─── Dataset records

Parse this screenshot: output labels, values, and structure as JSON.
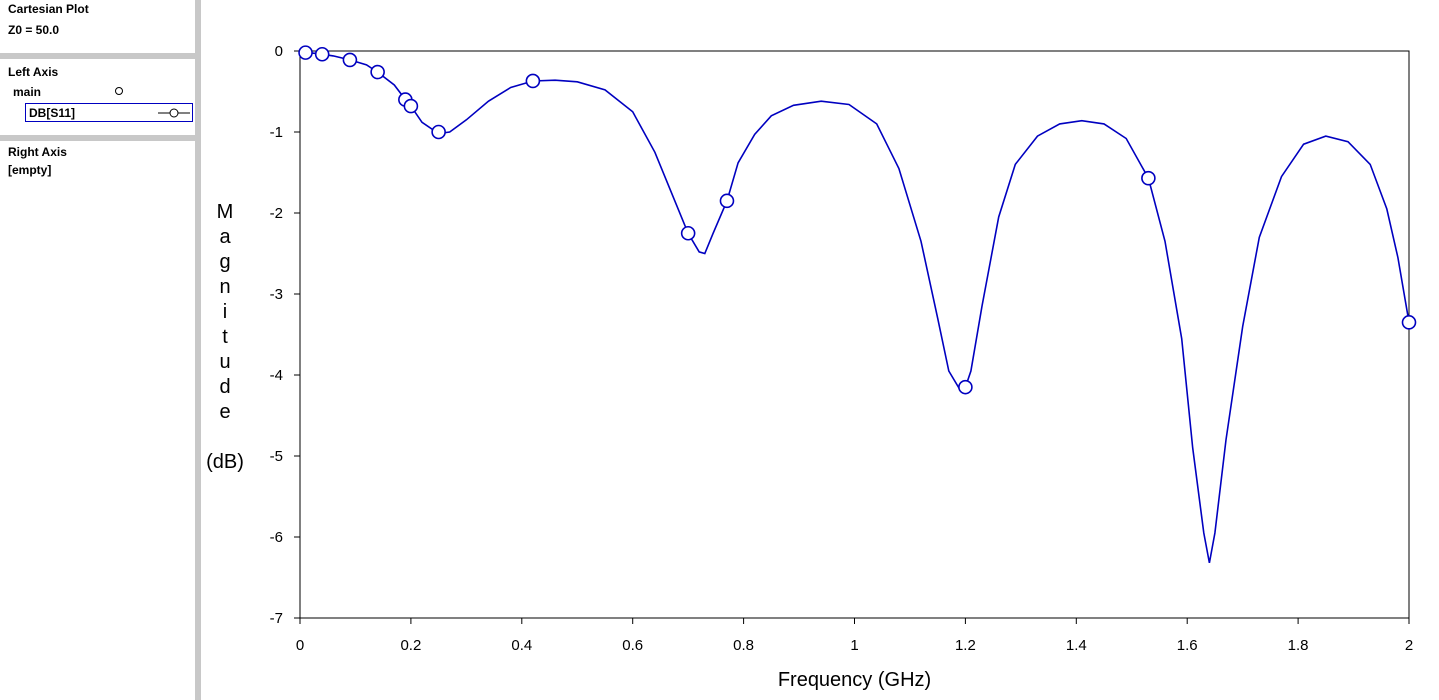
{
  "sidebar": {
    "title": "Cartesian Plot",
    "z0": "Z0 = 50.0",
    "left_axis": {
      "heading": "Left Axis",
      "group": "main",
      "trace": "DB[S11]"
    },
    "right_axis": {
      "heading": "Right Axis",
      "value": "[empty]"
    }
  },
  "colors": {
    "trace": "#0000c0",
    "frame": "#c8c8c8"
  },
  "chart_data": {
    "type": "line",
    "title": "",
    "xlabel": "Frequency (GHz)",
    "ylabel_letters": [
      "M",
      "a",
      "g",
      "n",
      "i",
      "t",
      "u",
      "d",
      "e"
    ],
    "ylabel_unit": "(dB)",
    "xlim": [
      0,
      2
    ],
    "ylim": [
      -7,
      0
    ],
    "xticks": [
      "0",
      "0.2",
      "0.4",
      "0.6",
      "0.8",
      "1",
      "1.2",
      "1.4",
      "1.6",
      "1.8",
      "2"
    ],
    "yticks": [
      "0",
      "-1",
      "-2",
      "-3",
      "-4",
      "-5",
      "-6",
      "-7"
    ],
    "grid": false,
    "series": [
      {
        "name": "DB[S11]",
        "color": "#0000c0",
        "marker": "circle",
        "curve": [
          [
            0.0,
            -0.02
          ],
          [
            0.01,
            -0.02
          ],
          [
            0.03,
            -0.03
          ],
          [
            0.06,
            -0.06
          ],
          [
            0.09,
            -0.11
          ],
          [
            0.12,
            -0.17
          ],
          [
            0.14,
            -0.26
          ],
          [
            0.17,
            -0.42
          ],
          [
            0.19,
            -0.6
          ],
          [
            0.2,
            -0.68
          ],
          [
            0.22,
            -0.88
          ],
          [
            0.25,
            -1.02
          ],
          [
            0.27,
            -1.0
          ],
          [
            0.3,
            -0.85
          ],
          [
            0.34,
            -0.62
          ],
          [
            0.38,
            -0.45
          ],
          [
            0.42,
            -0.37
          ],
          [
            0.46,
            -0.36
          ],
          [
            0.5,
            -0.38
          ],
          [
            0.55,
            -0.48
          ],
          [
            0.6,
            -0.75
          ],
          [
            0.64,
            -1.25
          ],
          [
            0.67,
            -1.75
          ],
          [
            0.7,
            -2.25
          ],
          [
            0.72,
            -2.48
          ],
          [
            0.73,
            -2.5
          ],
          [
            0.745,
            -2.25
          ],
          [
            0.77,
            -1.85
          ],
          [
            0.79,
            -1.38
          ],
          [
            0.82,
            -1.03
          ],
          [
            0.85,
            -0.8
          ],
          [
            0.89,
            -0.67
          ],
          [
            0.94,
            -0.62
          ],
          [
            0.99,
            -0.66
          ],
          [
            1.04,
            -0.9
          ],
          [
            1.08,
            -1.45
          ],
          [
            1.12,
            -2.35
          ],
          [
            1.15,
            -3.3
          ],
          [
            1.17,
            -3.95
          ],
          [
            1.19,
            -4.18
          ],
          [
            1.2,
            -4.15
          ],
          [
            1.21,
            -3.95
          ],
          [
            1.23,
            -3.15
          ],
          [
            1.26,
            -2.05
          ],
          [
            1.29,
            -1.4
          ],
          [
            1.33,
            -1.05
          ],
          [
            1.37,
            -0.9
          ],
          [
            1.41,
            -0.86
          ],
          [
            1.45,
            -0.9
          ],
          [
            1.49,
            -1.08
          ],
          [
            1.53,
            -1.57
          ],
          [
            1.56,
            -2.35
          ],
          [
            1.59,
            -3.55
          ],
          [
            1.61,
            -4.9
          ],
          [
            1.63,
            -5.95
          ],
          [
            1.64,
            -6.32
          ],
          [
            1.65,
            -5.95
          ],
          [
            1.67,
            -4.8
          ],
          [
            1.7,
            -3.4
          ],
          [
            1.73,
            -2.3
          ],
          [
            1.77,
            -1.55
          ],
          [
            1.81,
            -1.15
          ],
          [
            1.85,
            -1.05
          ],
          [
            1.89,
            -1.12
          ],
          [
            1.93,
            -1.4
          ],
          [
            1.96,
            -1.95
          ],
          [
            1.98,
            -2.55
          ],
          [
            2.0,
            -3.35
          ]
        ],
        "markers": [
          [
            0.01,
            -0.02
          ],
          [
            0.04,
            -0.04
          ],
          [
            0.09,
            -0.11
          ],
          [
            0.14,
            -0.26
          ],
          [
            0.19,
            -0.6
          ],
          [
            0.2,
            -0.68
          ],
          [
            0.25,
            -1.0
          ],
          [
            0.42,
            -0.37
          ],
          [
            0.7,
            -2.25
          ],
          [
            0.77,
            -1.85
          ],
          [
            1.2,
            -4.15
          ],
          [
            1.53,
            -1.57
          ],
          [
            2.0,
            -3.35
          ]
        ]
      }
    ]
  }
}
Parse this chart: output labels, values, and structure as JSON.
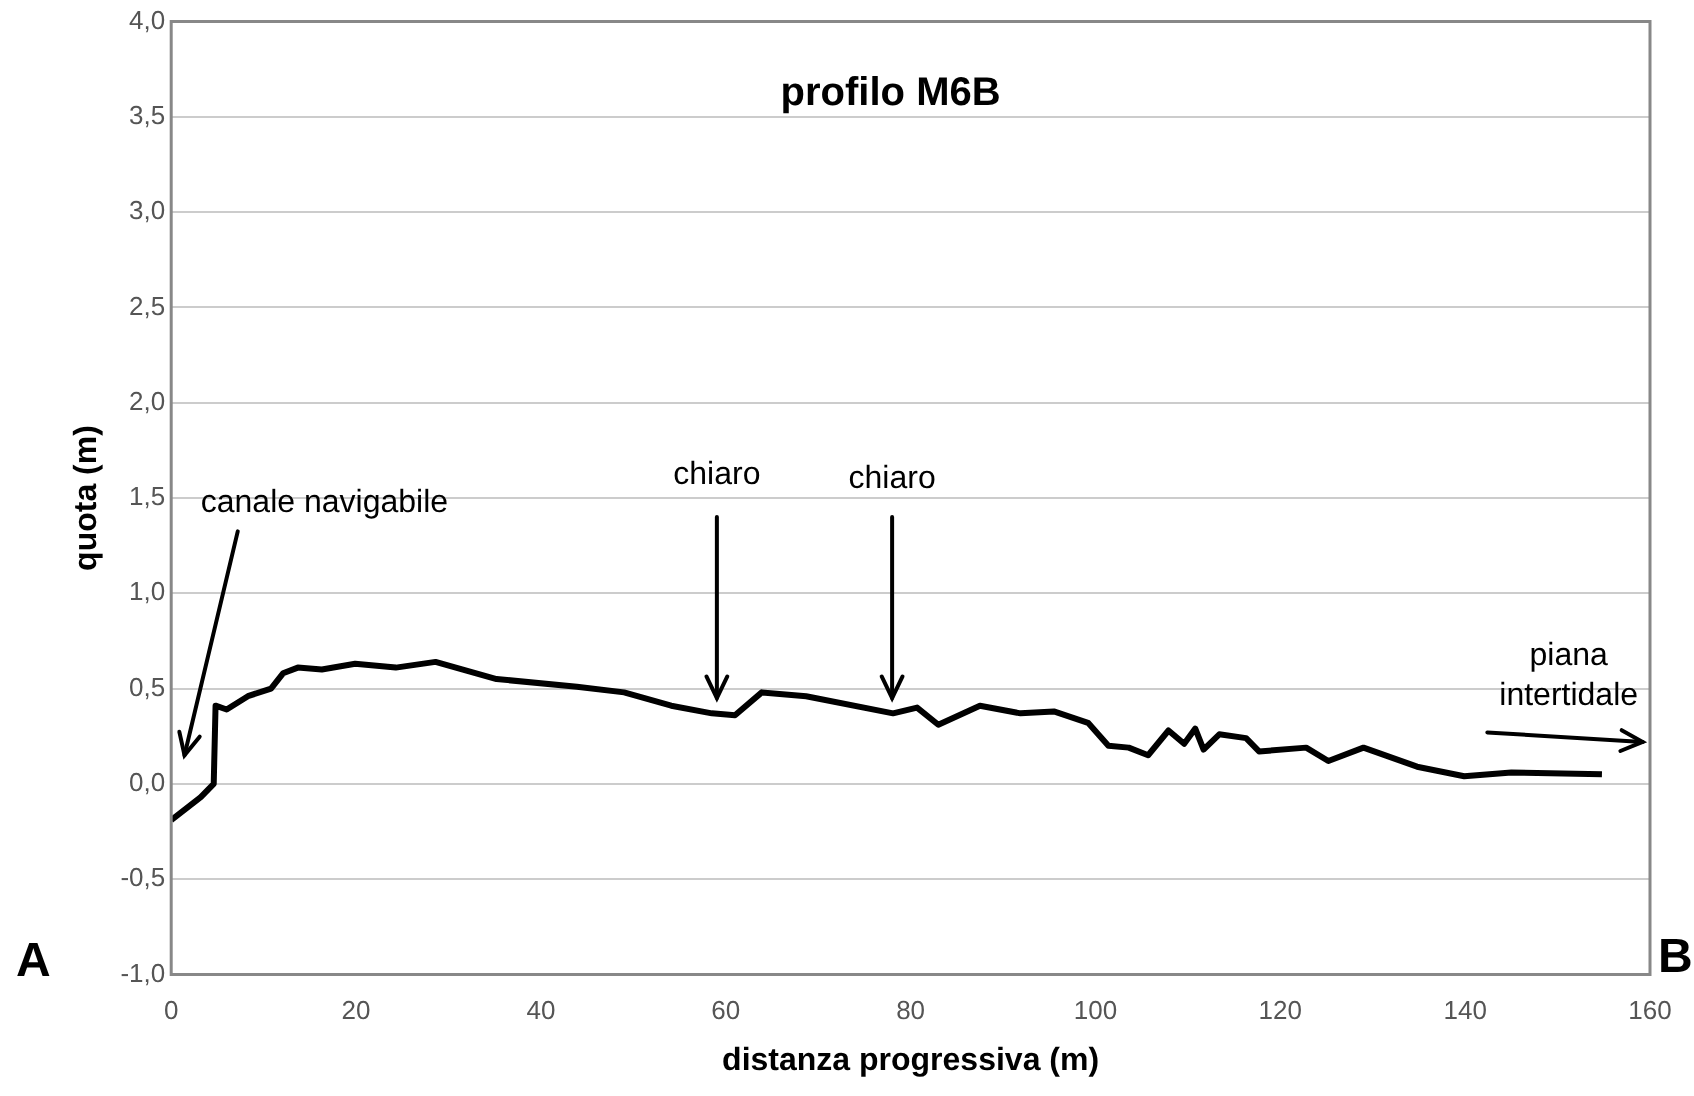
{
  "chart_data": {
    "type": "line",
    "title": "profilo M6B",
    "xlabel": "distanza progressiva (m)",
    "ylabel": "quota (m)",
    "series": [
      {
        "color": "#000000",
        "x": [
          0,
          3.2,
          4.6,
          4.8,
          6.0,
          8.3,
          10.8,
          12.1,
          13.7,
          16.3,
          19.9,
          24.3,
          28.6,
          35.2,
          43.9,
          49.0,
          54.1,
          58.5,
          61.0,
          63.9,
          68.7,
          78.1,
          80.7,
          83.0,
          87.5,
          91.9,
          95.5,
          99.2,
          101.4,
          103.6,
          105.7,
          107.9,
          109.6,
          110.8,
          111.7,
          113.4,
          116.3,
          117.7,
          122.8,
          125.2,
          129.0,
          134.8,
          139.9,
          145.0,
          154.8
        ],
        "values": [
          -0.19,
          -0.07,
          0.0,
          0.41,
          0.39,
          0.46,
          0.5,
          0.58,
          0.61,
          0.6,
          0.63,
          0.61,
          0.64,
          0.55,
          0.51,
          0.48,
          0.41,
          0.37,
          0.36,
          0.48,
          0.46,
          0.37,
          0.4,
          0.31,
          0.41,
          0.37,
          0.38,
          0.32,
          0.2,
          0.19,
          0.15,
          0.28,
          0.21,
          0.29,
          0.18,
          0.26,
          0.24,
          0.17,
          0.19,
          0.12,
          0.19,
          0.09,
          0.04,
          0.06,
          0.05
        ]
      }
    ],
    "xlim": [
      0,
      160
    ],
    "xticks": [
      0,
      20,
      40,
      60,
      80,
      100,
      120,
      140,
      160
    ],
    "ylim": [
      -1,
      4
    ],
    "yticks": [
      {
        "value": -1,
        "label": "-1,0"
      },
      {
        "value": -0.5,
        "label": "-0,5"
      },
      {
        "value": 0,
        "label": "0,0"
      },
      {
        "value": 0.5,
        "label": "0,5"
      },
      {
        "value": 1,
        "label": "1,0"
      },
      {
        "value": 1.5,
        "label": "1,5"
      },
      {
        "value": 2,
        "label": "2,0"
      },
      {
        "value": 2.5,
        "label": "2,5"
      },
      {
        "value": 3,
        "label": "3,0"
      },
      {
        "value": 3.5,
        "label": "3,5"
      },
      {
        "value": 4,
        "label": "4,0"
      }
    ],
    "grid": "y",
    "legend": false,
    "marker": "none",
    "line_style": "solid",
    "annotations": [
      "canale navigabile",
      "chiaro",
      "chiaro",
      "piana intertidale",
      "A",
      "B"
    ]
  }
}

──────

Job: Each line that holds the string "structure" counts once; give the total and nothing else.

Response to this exercise: 2